### [SELECTED PASSAGE]
Index

Seeing A Truly Different Future Requires Different Tools
3 February 2026
Peter Coffee

In one of his many memorable covers for Byte magazine, Robert Tinney literally painted a picture of what I feel is the most important use of a computer. His January 1977 image, entitled “Crystal Ball” (print still available for purchase) depicts, it seems to me, our current half-century-later third step on the journey of “what computers are able to do, and who gets to do those things.”

I’ll label our first step, during the 1940s and 1950s, as “computerization” – which merely sped up a process whose inputs we could easily define, and whose outputs we expected and could readily confirm. Think COBOL and FORTRAN, initially on massive mainframes but soon after on “minicomputers,” as the means of expression and action – but only for the few with corporate or military-grade resources at their disposal.

I’ll call the second step “simulation” (1960s through early 2000s) – which also worked with well-structured input, processed through clear and well-specified actions and interactions. By the middle of the 1980s, this could be done at useful scale and speed on a desktop machine – using anything from FORTRAN, to Smalltalk, to “no code required” spreadsheets. What mattered, though, regardless of the tool that was chosen, was that a simulation could produce results that might accelerate our understanding of complexity. This step of the journey was still limited, however, to exploring worlds for which we specifically provided selective data and purpose-built logic as their descriptions.

Tinney’s painting looked beyond these limits. It showed a view through a window of a smoke-obscured skyline, foregrounded by ugly and unhealthy-looking industrial activity; on the desk in front of the window, though, there’s an image of a blue-sky and pastoral setting surrounding a futuristic city, with a computer that was presumably modeling a pathway to that future. I remember seeing it on first publication, and wanting…that. I was sure that someday, we’d have it.

### [DATA EXCERPT]
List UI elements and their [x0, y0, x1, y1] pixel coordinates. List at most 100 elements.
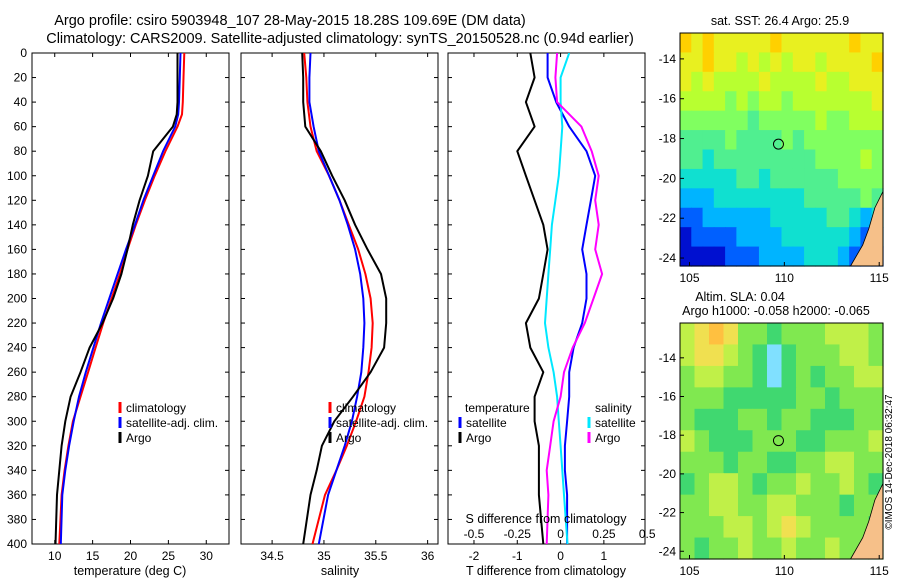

### [TASK GOAL]
Return word for word the part of the essay on computing and the future that begins at the words "In one of his" and stops after "at their disposal.". The listing plays no part in this.

### [REPLY TO THE TASK]
In one of his many memorable covers for Byte magazine, Robert Tinney literally painted a picture of what I feel is the most important use of a computer. His January 1977 image, entitled “Crystal Ball” (print still available for purchase) depicts, it seems to me, our current half-century-later third step on the journey of “what computers are able to do, and who gets to do those things.”

I’ll label our first step, during the 1940s and 1950s, as “computerization” – which merely sped up a process whose inputs we could easily define, and whose outputs we expected and could readily confirm. Think COBOL and FORTRAN, initially on massive mainframes but soon after on “minicomputers,” as the means of expression and action – but only for the few with corporate or military-grade resources at their disposal.